Directions for this task =>
Using the records below, please work out how many lines contain "estimate"; answer with the number alone.

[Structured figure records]
____
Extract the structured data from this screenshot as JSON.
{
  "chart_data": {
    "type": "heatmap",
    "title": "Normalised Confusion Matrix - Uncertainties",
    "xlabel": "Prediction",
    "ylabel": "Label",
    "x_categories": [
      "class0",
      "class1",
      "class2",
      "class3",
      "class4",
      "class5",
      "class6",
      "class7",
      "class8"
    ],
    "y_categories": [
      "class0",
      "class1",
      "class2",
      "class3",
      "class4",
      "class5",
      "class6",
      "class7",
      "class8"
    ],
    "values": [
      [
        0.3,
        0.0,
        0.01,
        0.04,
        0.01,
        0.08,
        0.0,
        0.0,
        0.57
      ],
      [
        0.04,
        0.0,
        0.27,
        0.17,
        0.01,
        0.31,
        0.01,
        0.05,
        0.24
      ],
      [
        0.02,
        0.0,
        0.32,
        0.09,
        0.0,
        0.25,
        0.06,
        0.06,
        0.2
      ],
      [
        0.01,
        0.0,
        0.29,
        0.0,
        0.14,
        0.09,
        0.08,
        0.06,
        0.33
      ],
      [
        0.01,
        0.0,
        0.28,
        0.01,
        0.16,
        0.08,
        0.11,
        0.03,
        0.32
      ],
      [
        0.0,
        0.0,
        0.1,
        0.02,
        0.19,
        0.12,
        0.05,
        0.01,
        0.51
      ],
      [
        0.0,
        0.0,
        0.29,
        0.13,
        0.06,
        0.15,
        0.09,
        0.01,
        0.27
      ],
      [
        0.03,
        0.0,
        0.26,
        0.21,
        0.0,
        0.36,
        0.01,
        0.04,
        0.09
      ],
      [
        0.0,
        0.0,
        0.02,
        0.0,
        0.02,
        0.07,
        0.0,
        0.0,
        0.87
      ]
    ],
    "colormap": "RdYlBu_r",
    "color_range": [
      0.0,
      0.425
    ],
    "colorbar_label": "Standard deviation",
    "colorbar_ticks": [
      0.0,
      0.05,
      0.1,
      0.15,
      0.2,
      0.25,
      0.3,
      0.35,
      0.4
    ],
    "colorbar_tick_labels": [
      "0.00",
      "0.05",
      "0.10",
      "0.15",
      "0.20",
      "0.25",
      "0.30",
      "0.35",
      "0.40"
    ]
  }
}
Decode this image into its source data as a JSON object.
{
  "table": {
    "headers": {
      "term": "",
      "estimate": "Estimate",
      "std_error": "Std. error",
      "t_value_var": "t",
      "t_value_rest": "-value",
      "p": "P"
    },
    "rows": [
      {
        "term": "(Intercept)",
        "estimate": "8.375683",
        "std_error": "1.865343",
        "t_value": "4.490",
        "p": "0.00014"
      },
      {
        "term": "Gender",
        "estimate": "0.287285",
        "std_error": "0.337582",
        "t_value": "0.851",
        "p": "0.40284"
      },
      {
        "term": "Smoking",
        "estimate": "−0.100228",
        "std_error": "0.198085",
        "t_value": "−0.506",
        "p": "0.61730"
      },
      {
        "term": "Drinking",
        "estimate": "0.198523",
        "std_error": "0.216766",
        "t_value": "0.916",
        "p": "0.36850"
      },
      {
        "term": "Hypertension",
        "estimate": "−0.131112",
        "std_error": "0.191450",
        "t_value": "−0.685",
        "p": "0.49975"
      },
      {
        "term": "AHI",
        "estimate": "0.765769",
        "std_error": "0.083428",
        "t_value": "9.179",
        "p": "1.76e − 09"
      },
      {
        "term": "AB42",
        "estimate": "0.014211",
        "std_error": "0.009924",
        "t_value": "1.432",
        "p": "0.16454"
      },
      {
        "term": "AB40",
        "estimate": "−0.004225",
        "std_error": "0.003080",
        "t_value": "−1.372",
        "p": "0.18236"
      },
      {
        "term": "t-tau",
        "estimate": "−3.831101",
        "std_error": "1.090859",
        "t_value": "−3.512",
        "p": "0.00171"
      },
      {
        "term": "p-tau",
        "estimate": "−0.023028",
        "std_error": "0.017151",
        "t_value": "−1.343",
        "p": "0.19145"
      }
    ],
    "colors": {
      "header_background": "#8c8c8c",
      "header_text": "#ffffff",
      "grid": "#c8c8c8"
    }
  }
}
____
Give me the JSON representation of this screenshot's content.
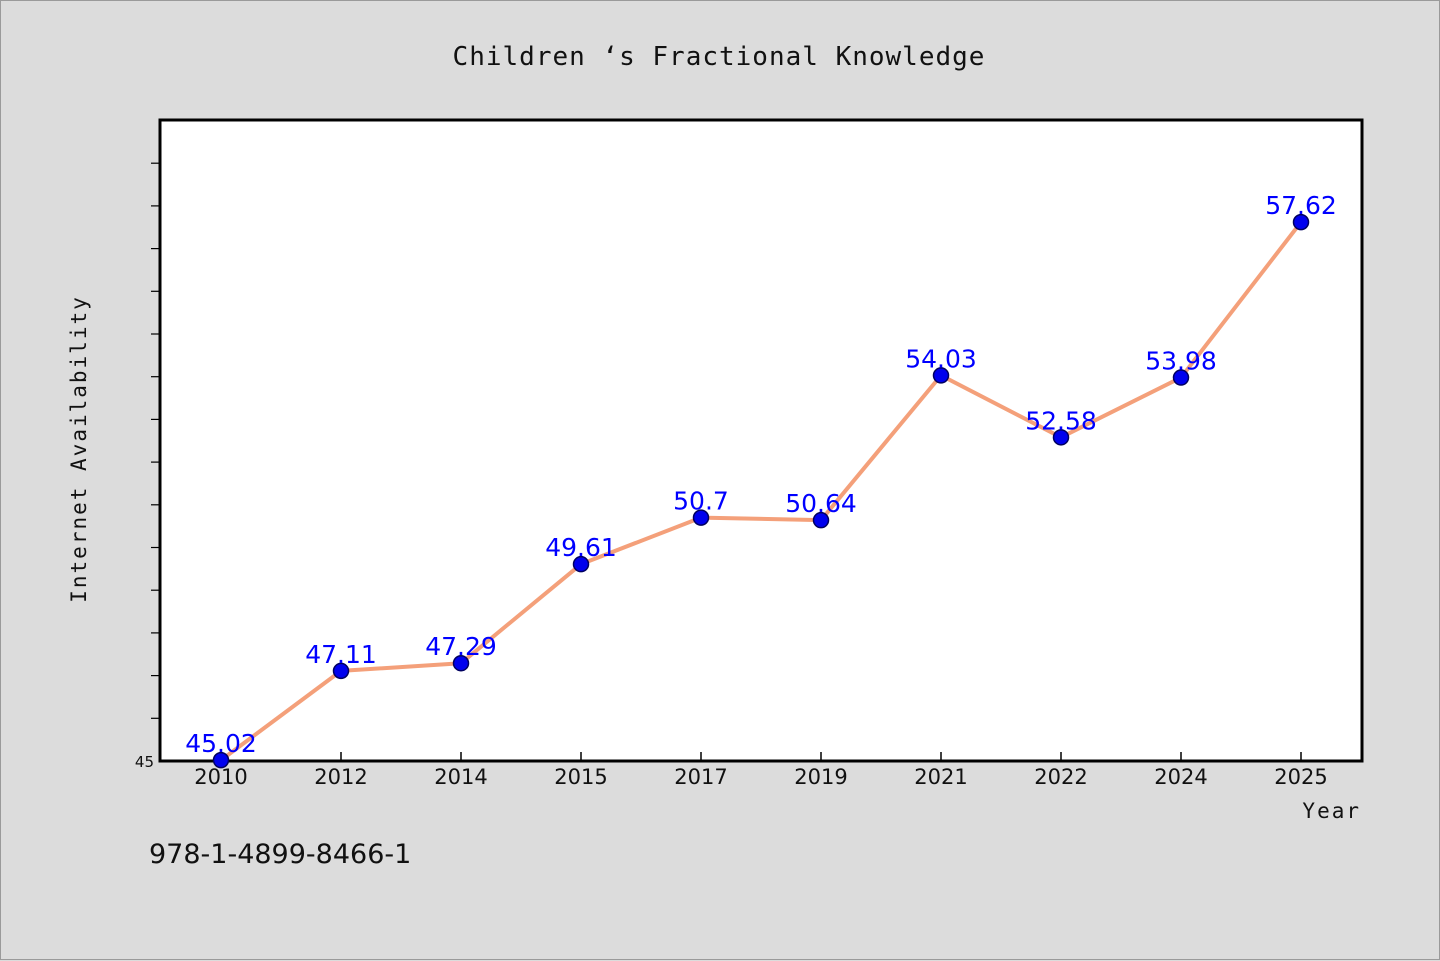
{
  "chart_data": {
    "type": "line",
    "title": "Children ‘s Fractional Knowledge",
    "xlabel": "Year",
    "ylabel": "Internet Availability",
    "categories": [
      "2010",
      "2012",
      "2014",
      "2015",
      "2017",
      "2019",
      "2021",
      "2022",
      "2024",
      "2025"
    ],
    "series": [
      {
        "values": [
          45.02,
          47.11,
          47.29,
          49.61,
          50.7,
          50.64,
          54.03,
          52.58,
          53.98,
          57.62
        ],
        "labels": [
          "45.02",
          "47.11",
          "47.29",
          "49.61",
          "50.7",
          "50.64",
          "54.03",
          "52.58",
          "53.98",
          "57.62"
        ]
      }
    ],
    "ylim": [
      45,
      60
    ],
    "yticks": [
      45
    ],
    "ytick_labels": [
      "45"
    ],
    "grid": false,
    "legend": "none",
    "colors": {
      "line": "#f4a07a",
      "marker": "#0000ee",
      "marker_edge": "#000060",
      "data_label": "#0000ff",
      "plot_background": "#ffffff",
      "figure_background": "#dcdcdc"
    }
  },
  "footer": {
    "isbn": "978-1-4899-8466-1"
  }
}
____
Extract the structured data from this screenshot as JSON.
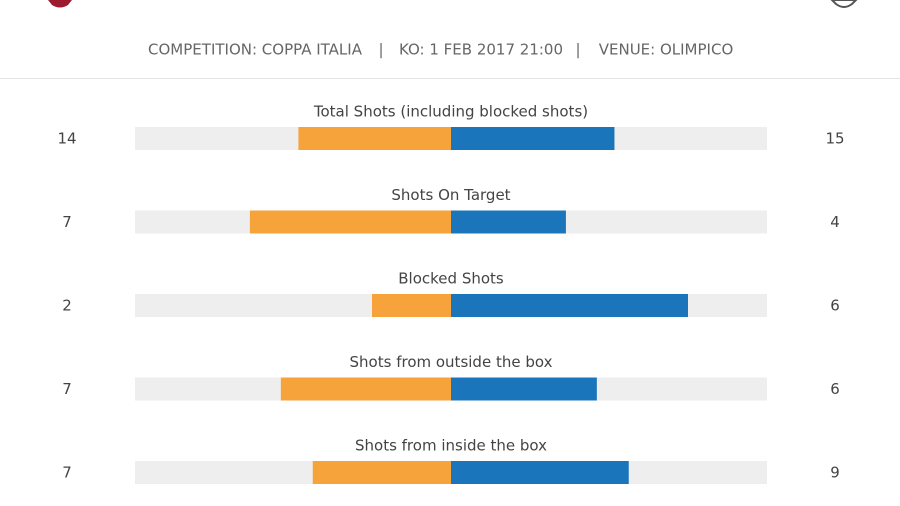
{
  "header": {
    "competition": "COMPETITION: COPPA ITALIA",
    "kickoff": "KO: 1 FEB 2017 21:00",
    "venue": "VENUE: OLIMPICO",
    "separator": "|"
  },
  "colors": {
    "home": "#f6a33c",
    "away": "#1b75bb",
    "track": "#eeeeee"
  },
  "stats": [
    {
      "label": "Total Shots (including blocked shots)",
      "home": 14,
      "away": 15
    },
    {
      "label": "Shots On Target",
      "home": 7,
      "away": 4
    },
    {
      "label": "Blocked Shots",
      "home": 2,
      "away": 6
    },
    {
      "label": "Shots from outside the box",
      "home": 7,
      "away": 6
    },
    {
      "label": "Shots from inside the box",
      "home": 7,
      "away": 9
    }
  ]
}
____
Expected answer =>
11